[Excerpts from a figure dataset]
-- START --
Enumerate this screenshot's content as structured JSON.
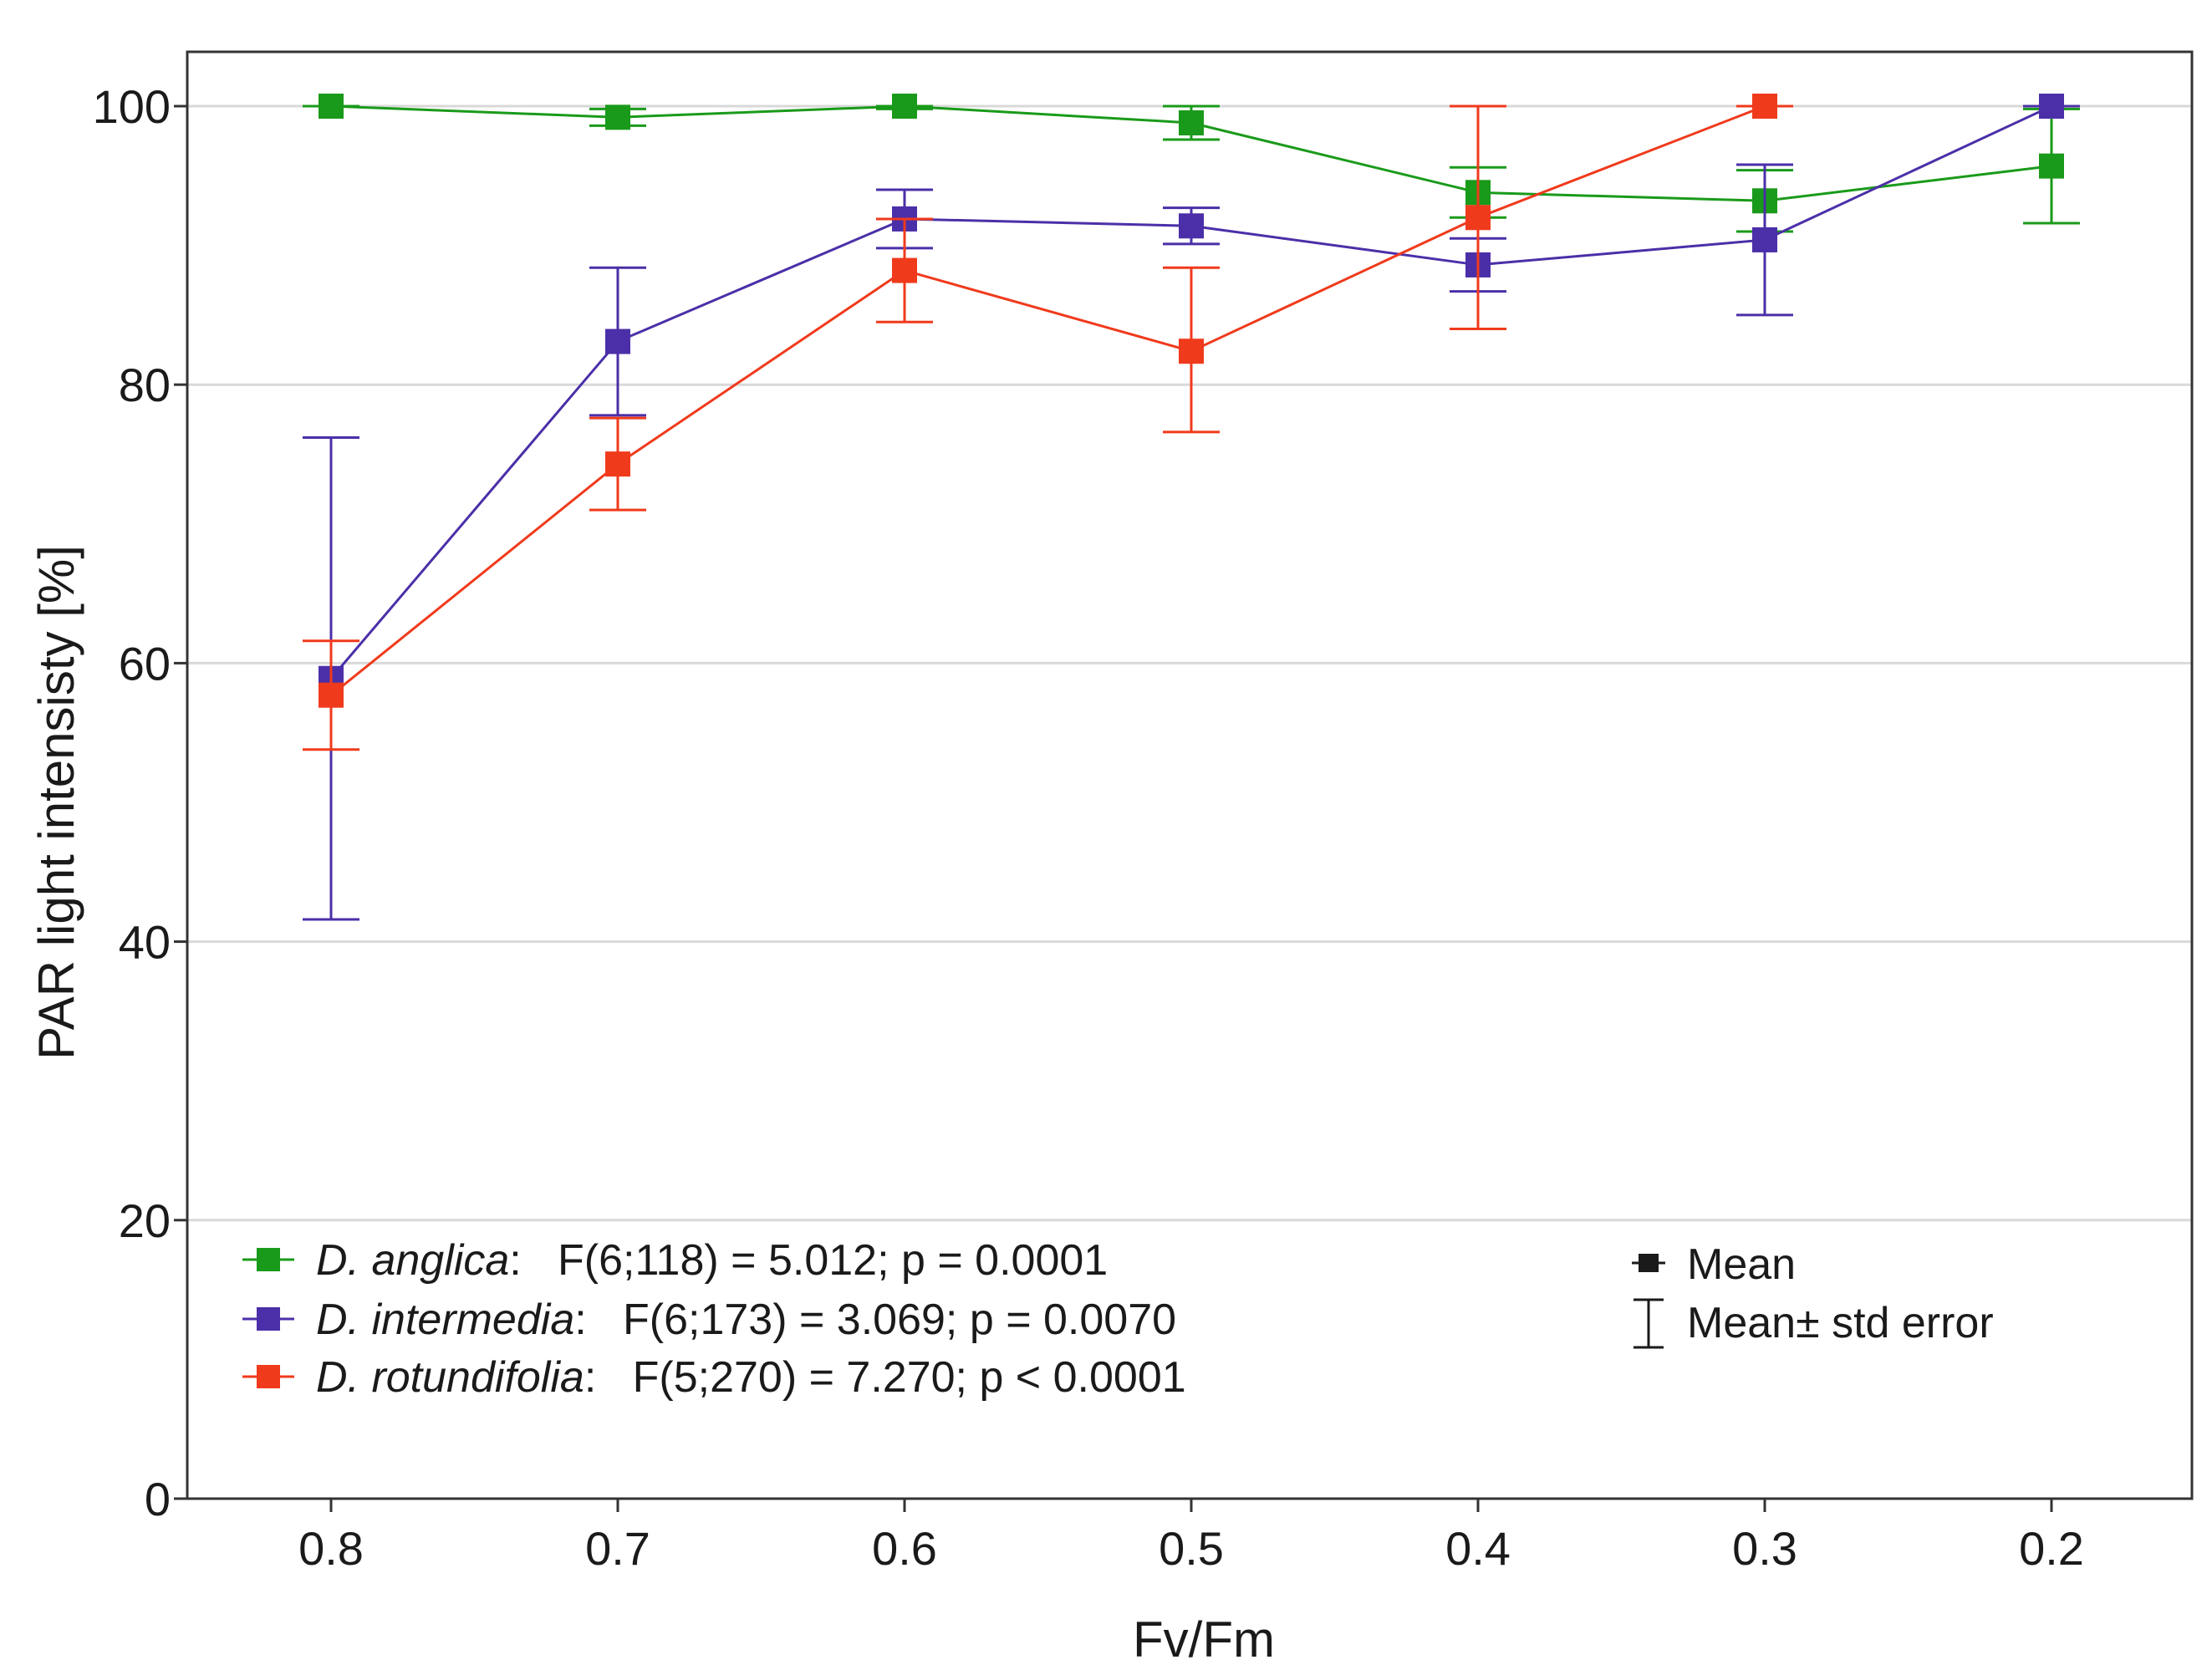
{
  "chart_data": {
    "type": "line",
    "xlabel": "Fv/Fm",
    "ylabel": "PAR light intensisty [%]",
    "categories": [
      "0.8",
      "0.7",
      "0.6",
      "0.5",
      "0.4",
      "0.3",
      "0.2"
    ],
    "ylim": [
      0,
      104
    ],
    "yticks": [
      0,
      20,
      40,
      60,
      80,
      100
    ],
    "grid": "horizontal",
    "legend_placement": "bottom-left",
    "series": [
      {
        "name": "D. anglica",
        "stats": ":   F(6;118) = 5.012; p = 0.0001",
        "color": "#1a9a1a",
        "values": [
          100,
          99.2,
          100,
          98.8,
          93.8,
          93.2,
          95.7
        ],
        "err_low": [
          100,
          98.6,
          99.8,
          97.6,
          92.0,
          91.0,
          91.6
        ],
        "err_high": [
          100,
          99.8,
          100,
          100,
          95.6,
          95.4,
          99.8
        ]
      },
      {
        "name": "D. intermedia",
        "stats": ":   F(6;173) = 3.069; p = 0.0070",
        "color": "#4b2fa8",
        "values": [
          58.9,
          83.1,
          91.9,
          91.4,
          88.6,
          90.4,
          100
        ],
        "err_low": [
          41.6,
          77.8,
          89.8,
          90.1,
          86.7,
          85.0,
          100
        ],
        "err_high": [
          76.2,
          88.4,
          94.0,
          92.7,
          90.5,
          95.8,
          100
        ]
      },
      {
        "name": "D. rotundifolia",
        "stats": ":   F(5;270) = 7.270; p < 0.0001",
        "color": "#f03a1c",
        "values": [
          57.7,
          74.3,
          88.2,
          82.4,
          92.0,
          100,
          null
        ],
        "err_low": [
          53.8,
          71.0,
          84.5,
          76.6,
          84.0,
          100,
          null
        ],
        "err_high": [
          61.6,
          77.6,
          91.9,
          88.4,
          100,
          100,
          null
        ]
      }
    ],
    "key_legend": [
      {
        "symbol": "mean",
        "label": "Mean"
      },
      {
        "symbol": "errorbar",
        "label": "Mean± std error"
      }
    ]
  }
}
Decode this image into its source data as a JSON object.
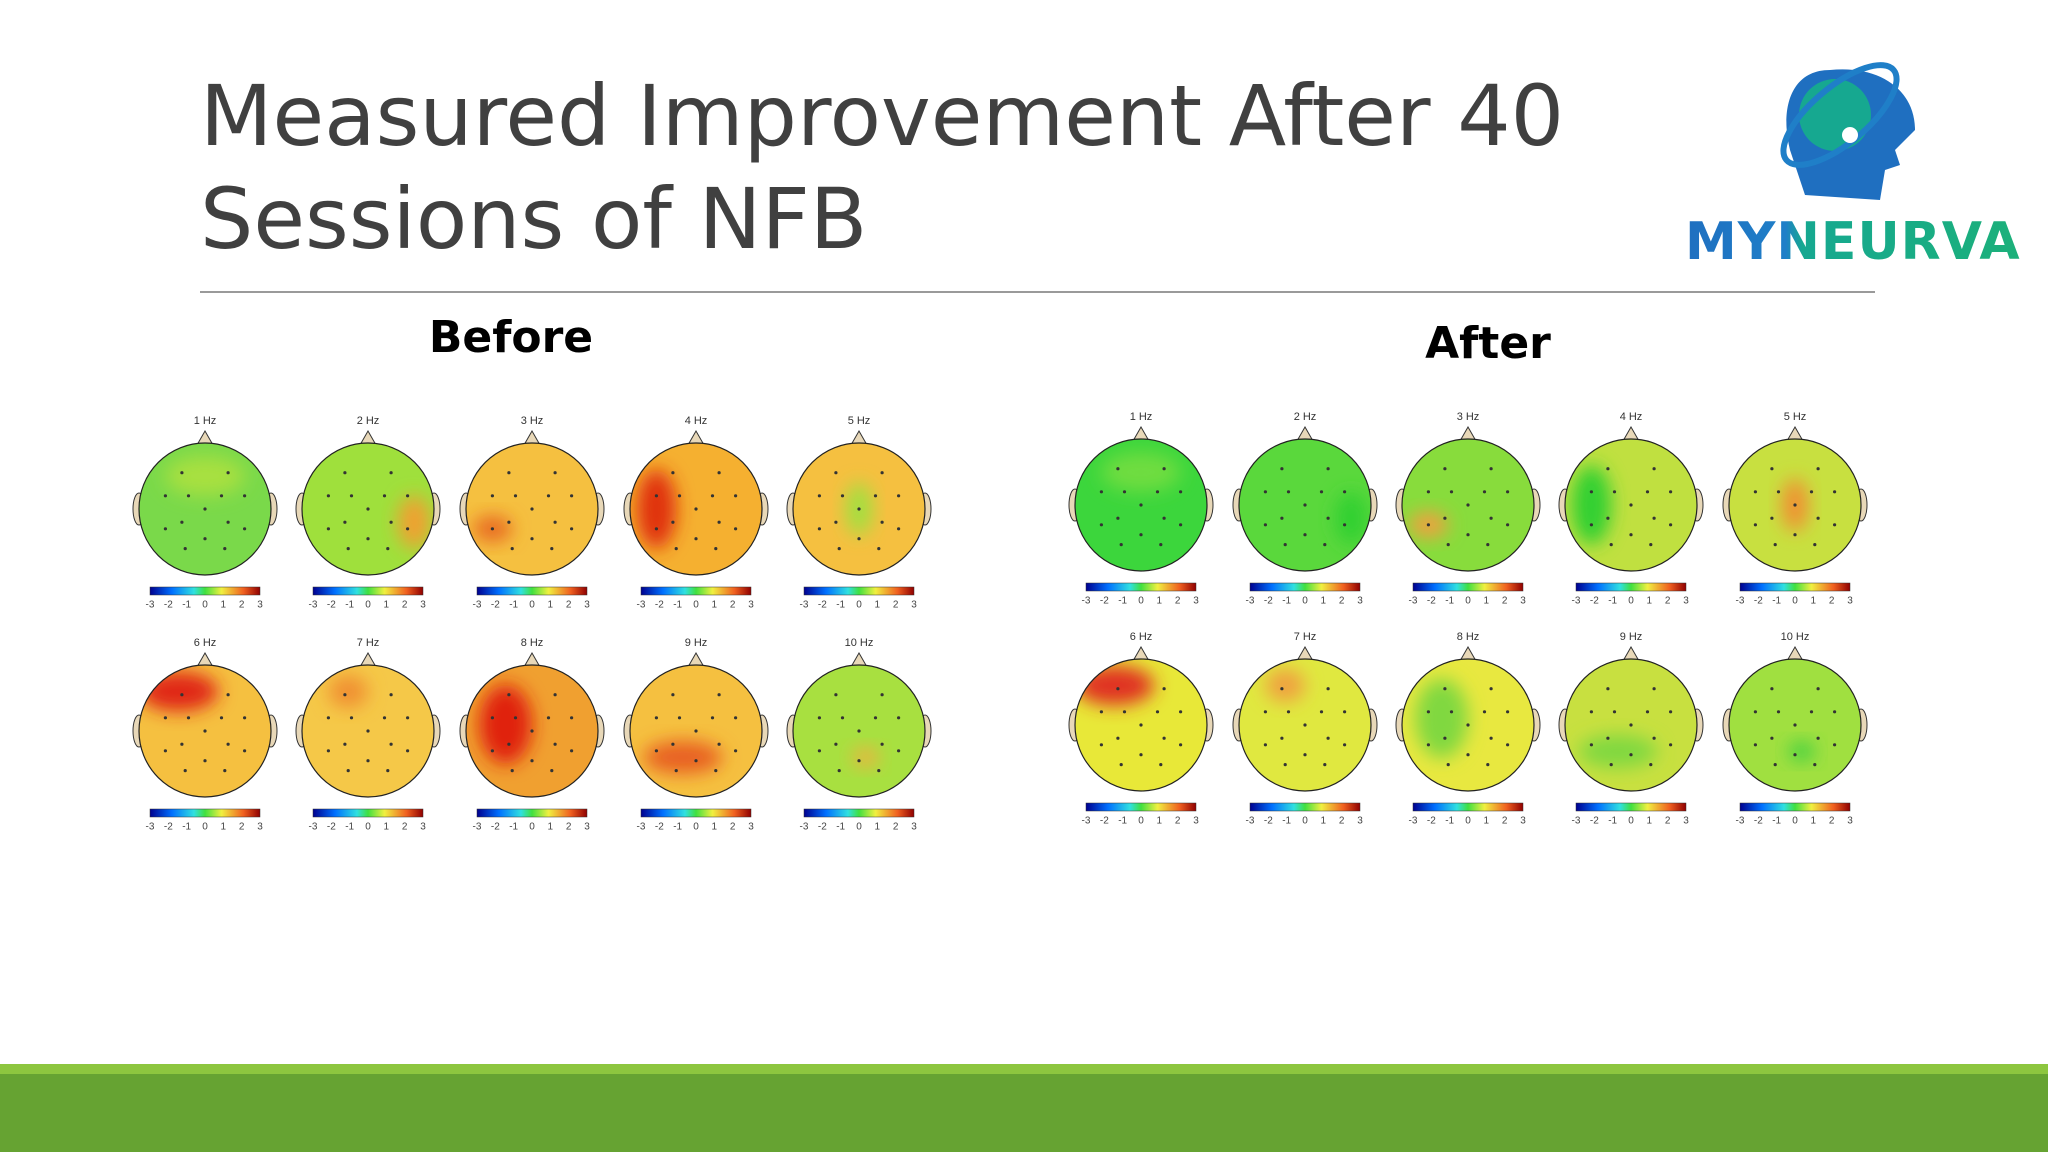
{
  "title_lines": [
    "Measured Improvement After 40",
    "Sessions of NFB"
  ],
  "logo": {
    "text": "MYNEURVA"
  },
  "colorbar_labels": [
    "-3",
    "-2",
    "-1",
    "0",
    "1",
    "2",
    "3"
  ],
  "panels": [
    {
      "label": "Before",
      "maps": [
        {
          "label": "1 Hz",
          "color": "#7ad94a",
          "accent": "#a8e040"
        },
        {
          "label": "2 Hz",
          "color": "#9fe03c",
          "accent": "#f0a030"
        },
        {
          "label": "3 Hz",
          "color": "#f5c040",
          "accent": "#e86a20"
        },
        {
          "label": "4 Hz",
          "color": "#f5b030",
          "accent": "#e03010"
        },
        {
          "label": "5 Hz",
          "color": "#f5c040",
          "accent": "#a0e040"
        },
        {
          "label": "6 Hz",
          "color": "#f5c040",
          "accent": "#e02818"
        },
        {
          "label": "7 Hz",
          "color": "#f5c848",
          "accent": "#f09030"
        },
        {
          "label": "8 Hz",
          "color": "#f0a030",
          "accent": "#e02010"
        },
        {
          "label": "9 Hz",
          "color": "#f5c040",
          "accent": "#e86020"
        },
        {
          "label": "10 Hz",
          "color": "#a8e040",
          "accent": "#f0b040"
        }
      ]
    },
    {
      "label": "After",
      "maps": [
        {
          "label": "1 Hz",
          "color": "#3cd63c",
          "accent": "#70dd40"
        },
        {
          "label": "2 Hz",
          "color": "#5ad83c",
          "accent": "#30d030"
        },
        {
          "label": "3 Hz",
          "color": "#88dc3c",
          "accent": "#f0a040"
        },
        {
          "label": "4 Hz",
          "color": "#c0e040",
          "accent": "#30d030"
        },
        {
          "label": "5 Hz",
          "color": "#c8e040",
          "accent": "#f09030"
        },
        {
          "label": "6 Hz",
          "color": "#e8e838",
          "accent": "#e03020"
        },
        {
          "label": "7 Hz",
          "color": "#e0e840",
          "accent": "#f0a040"
        },
        {
          "label": "8 Hz",
          "color": "#e8e840",
          "accent": "#80d840"
        },
        {
          "label": "9 Hz",
          "color": "#c8e040",
          "accent": "#80d840"
        },
        {
          "label": "10 Hz",
          "color": "#a0e040",
          "accent": "#40d040"
        }
      ]
    }
  ]
}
-- END --
• [PROBLEM STATEMENT]
Please set down each line of the data above exactly as written, without the pictures.

• [CORRECT OUTPUT]
Enumerate this screenshot's content as structured JSON.
{
  "chart_data": {
    "type": "line",
    "xlabel": "Fv/Fm",
    "ylabel": "PAR light intensisty [%]",
    "categories": [
      "0.8",
      "0.7",
      "0.6",
      "0.5",
      "0.4",
      "0.3",
      "0.2"
    ],
    "ylim": [
      0,
      104
    ],
    "yticks": [
      0,
      20,
      40,
      60,
      80,
      100
    ],
    "grid": "horizontal",
    "legend_placement": "bottom-left",
    "series": [
      {
        "name": "D. anglica",
        "stats": ":   F(6;118) = 5.012; p = 0.0001",
        "color": "#1a9a1a",
        "values": [
          100,
          99.2,
          100,
          98.8,
          93.8,
          93.2,
          95.7
        ],
        "err_low": [
          100,
          98.6,
          99.8,
          97.6,
          92.0,
          91.0,
          91.6
        ],
        "err_high": [
          100,
          99.8,
          100,
          100,
          95.6,
          95.4,
          99.8
        ]
      },
      {
        "name": "D. intermedia",
        "stats": ":   F(6;173) = 3.069; p = 0.0070",
        "color": "#4b2fa8",
        "values": [
          58.9,
          83.1,
          91.9,
          91.4,
          88.6,
          90.4,
          100
        ],
        "err_low": [
          41.6,
          77.8,
          89.8,
          90.1,
          86.7,
          85.0,
          100
        ],
        "err_high": [
          76.2,
          88.4,
          94.0,
          92.7,
          90.5,
          95.8,
          100
        ]
      },
      {
        "name": "D. rotundifolia",
        "stats": ":   F(5;270) = 7.270; p < 0.0001",
        "color": "#f03a1c",
        "values": [
          57.7,
          74.3,
          88.2,
          82.4,
          92.0,
          100,
          null
        ],
        "err_low": [
          53.8,
          71.0,
          84.5,
          76.6,
          84.0,
          100,
          null
        ],
        "err_high": [
          61.6,
          77.6,
          91.9,
          88.4,
          100,
          100,
          null
        ]
      }
    ],
    "key_legend": [
      {
        "symbol": "mean",
        "label": "Mean"
      },
      {
        "symbol": "errorbar",
        "label": "Mean± std error"
      }
    ]
  }
}
Decode this image into its source data as a JSON object.
{
  "title_lines": [
    "Measured Improvement After 40",
    "Sessions of NFB"
  ],
  "logo": {
    "text": "MYNEURVA"
  },
  "colorbar_labels": [
    "-3",
    "-2",
    "-1",
    "0",
    "1",
    "2",
    "3"
  ],
  "panels": [
    {
      "label": "Before",
      "maps": [
        {
          "label": "1 Hz",
          "color": "#7ad94a",
          "accent": "#a8e040"
        },
        {
          "label": "2 Hz",
          "color": "#9fe03c",
          "accent": "#f0a030"
        },
        {
          "label": "3 Hz",
          "color": "#f5c040",
          "accent": "#e86a20"
        },
        {
          "label": "4 Hz",
          "color": "#f5b030",
          "accent": "#e03010"
        },
        {
          "label": "5 Hz",
          "color": "#f5c040",
          "accent": "#a0e040"
        },
        {
          "label": "6 Hz",
          "color": "#f5c040",
          "accent": "#e02818"
        },
        {
          "label": "7 Hz",
          "color": "#f5c848",
          "accent": "#f09030"
        },
        {
          "label": "8 Hz",
          "color": "#f0a030",
          "accent": "#e02010"
        },
        {
          "label": "9 Hz",
          "color": "#f5c040",
          "accent": "#e86020"
        },
        {
          "label": "10 Hz",
          "color": "#a8e040",
          "accent": "#f0b040"
        }
      ]
    },
    {
      "label": "After",
      "maps": [
        {
          "label": "1 Hz",
          "color": "#3cd63c",
          "accent": "#70dd40"
        },
        {
          "label": "2 Hz",
          "color": "#5ad83c",
          "accent": "#30d030"
        },
        {
          "label": "3 Hz",
          "color": "#88dc3c",
          "accent": "#f0a040"
        },
        {
          "label": "4 Hz",
          "color": "#c0e040",
          "accent": "#30d030"
        },
        {
          "label": "5 Hz",
          "color": "#c8e040",
          "accent": "#f09030"
        },
        {
          "label": "6 Hz",
          "color": "#e8e838",
          "accent": "#e03020"
        },
        {
          "label": "7 Hz",
          "color": "#e0e840",
          "accent": "#f0a040"
        },
        {
          "label": "8 Hz",
          "color": "#e8e840",
          "accent": "#80d840"
        },
        {
          "label": "9 Hz",
          "color": "#c8e040",
          "accent": "#80d840"
        },
        {
          "label": "10 Hz",
          "color": "#a0e040",
          "accent": "#40d040"
        }
      ]
    }
  ]
}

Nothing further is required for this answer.